**Problem to solve**:
Without the images, write out all of the following entries exactly.
____ Excerpted records
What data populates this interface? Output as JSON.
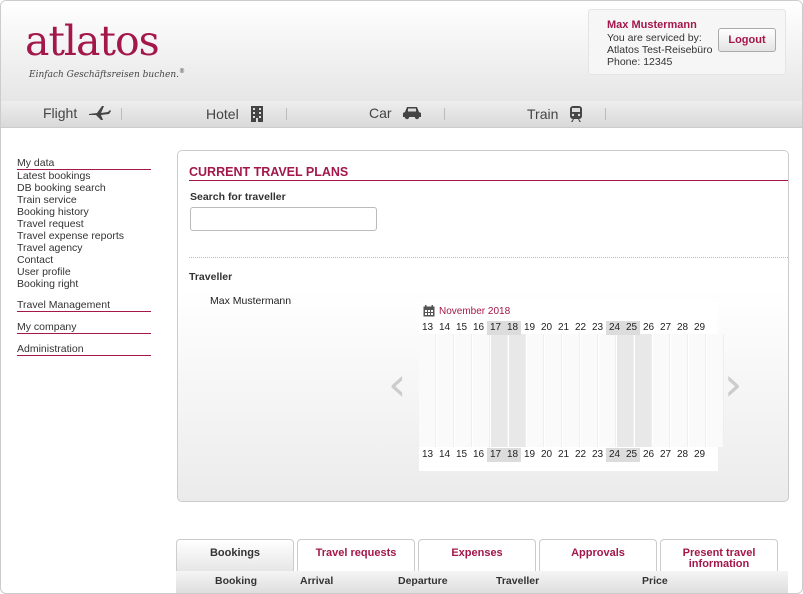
{
  "brand": {
    "name": "atlatos",
    "tagline": "Einfach Geschäftsreisen buchen.",
    "reg": "®",
    "color": "#a3174a"
  },
  "user": {
    "name": "Max Mustermann",
    "serviced": "You are serviced by:",
    "agency": "Atlatos Test-Reisebüro",
    "phone": "Phone: 12345",
    "logout_label": "Logout"
  },
  "nav": [
    {
      "label": "Flight",
      "icon": "plane-icon"
    },
    {
      "label": "Hotel",
      "icon": "hotel-building-icon"
    },
    {
      "label": "Car",
      "icon": "car-icon"
    },
    {
      "label": "Train",
      "icon": "train-icon"
    }
  ],
  "sidebar": {
    "mydata": "My data",
    "items": [
      "Latest bookings",
      "DB booking search",
      "Train service",
      "Booking history",
      "Travel request",
      "Travel expense reports",
      "Travel agency",
      "Contact",
      "User profile",
      "Booking right"
    ],
    "travel_mgmt": "Travel Management",
    "company": "My company",
    "admin": "Administration"
  },
  "panel": {
    "title": "CURRENT TRAVEL PLANS",
    "search_label": "Search for traveller",
    "traveller_label": "Traveller",
    "traveller_name": "Max Mustermann"
  },
  "calendar": {
    "month": "November 2018",
    "days": [
      "13",
      "14",
      "15",
      "16",
      "17",
      "18",
      "19",
      "20",
      "21",
      "22",
      "23",
      "24",
      "25",
      "26",
      "27",
      "28",
      "29"
    ],
    "weekend_indices": [
      4,
      5,
      11,
      12
    ],
    "icon": "calendar-icon"
  },
  "tabs": [
    "Bookings",
    "Travel requests",
    "Expenses",
    "Approvals",
    "Present travel information"
  ],
  "table_headers": [
    "Booking",
    "Arrival",
    "Departure",
    "Traveller",
    "Price"
  ]
}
________
**Answer in full**:
What data populates this interface? Output as JSON.
{
  "brand": {
    "name": "atlatos",
    "tagline": "Einfach Geschäftsreisen buchen.",
    "reg": "®",
    "color": "#a3174a"
  },
  "user": {
    "name": "Max Mustermann",
    "serviced": "You are serviced by:",
    "agency": "Atlatos Test-Reisebüro",
    "phone": "Phone: 12345",
    "logout_label": "Logout"
  },
  "nav": [
    {
      "label": "Flight",
      "icon": "plane-icon"
    },
    {
      "label": "Hotel",
      "icon": "hotel-building-icon"
    },
    {
      "label": "Car",
      "icon": "car-icon"
    },
    {
      "label": "Train",
      "icon": "train-icon"
    }
  ],
  "sidebar": {
    "mydata": "My data",
    "items": [
      "Latest bookings",
      "DB booking search",
      "Train service",
      "Booking history",
      "Travel request",
      "Travel expense reports",
      "Travel agency",
      "Contact",
      "User profile",
      "Booking right"
    ],
    "travel_mgmt": "Travel Management",
    "company": "My company",
    "admin": "Administration"
  },
  "panel": {
    "title": "CURRENT TRAVEL PLANS",
    "search_label": "Search for traveller",
    "traveller_label": "Traveller",
    "traveller_name": "Max Mustermann"
  },
  "calendar": {
    "month": "November 2018",
    "days": [
      "13",
      "14",
      "15",
      "16",
      "17",
      "18",
      "19",
      "20",
      "21",
      "22",
      "23",
      "24",
      "25",
      "26",
      "27",
      "28",
      "29"
    ],
    "weekend_indices": [
      4,
      5,
      11,
      12
    ],
    "icon": "calendar-icon"
  },
  "tabs": [
    "Bookings",
    "Travel requests",
    "Expenses",
    "Approvals",
    "Present travel information"
  ],
  "table_headers": [
    "Booking",
    "Arrival",
    "Departure",
    "Traveller",
    "Price"
  ]
}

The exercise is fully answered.